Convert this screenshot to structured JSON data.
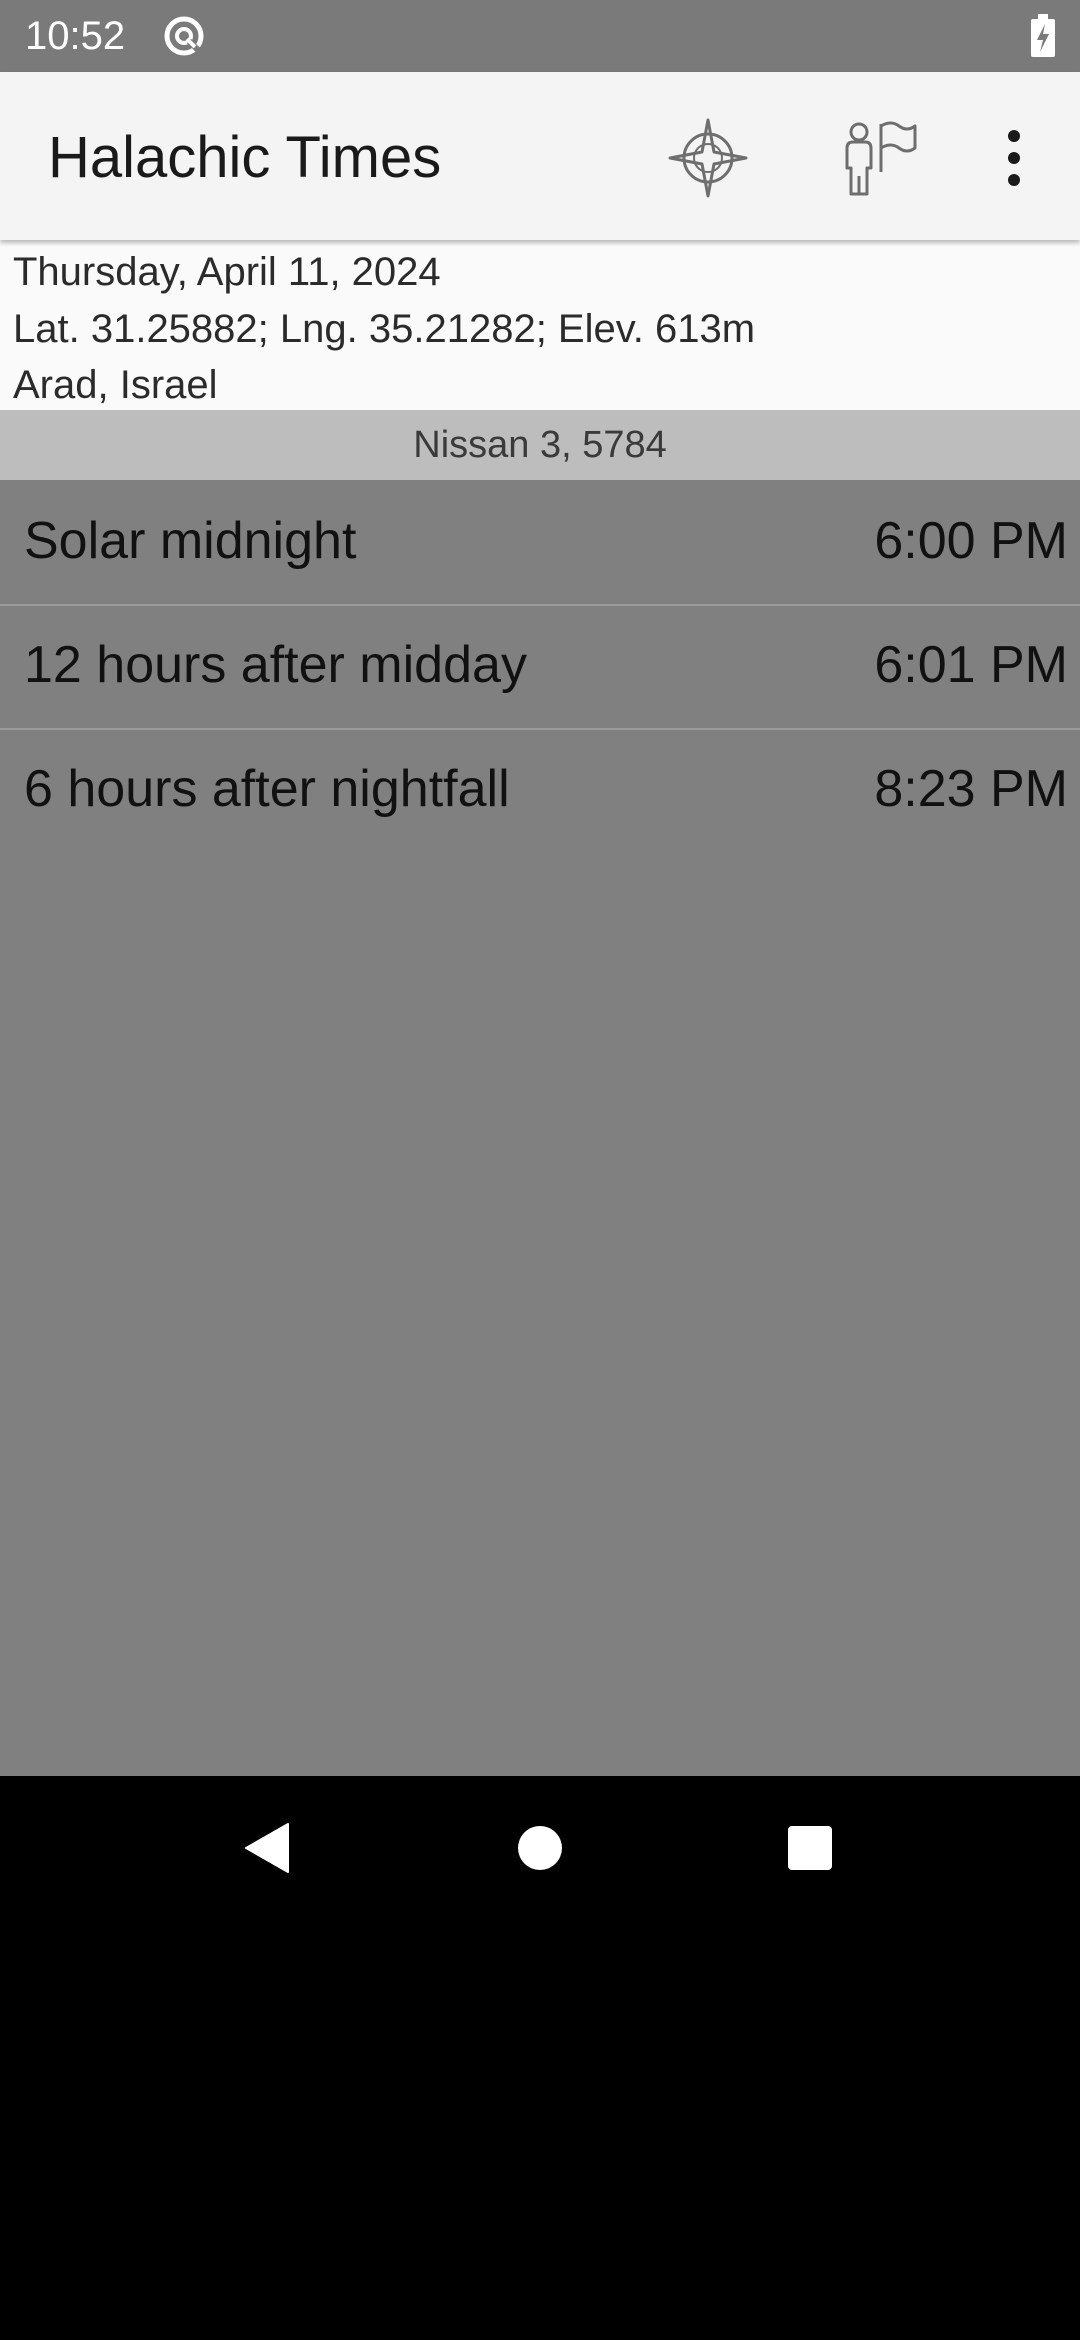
{
  "status_bar": {
    "time": "10:52",
    "icons": [
      "sync-icon",
      "battery-charging-icon"
    ]
  },
  "app_bar": {
    "title": "Halachic Times",
    "actions": [
      "compass-icon",
      "location-person-flag-icon",
      "more-vert-icon"
    ]
  },
  "header": {
    "date": "Thursday, April 11, 2024",
    "coordinates": "Lat. 31.25882; Lng. 35.21282; Elev. 613m",
    "place": "Arad, Israel",
    "hebrew_date": "Nissan 3, 5784"
  },
  "times": [
    {
      "label": "Solar midnight",
      "time": "6:00 PM"
    },
    {
      "label": "12 hours after midday",
      "time": "6:01 PM"
    },
    {
      "label": "6 hours after nightfall",
      "time": "8:23 PM"
    }
  ],
  "nav_bar": {
    "buttons": [
      "back-icon",
      "home-icon",
      "recents-icon"
    ]
  },
  "colors": {
    "status_bar": "#7a7a7a",
    "app_bar": "#f4f4f4",
    "hebrew_bar": "#bdbdbd",
    "list_background": "#808080",
    "nav_bar": "#000000"
  }
}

=-=-=-=-=

Your answer should be a single number: the count of lines holding the word "hours".

→ Finished answer:
2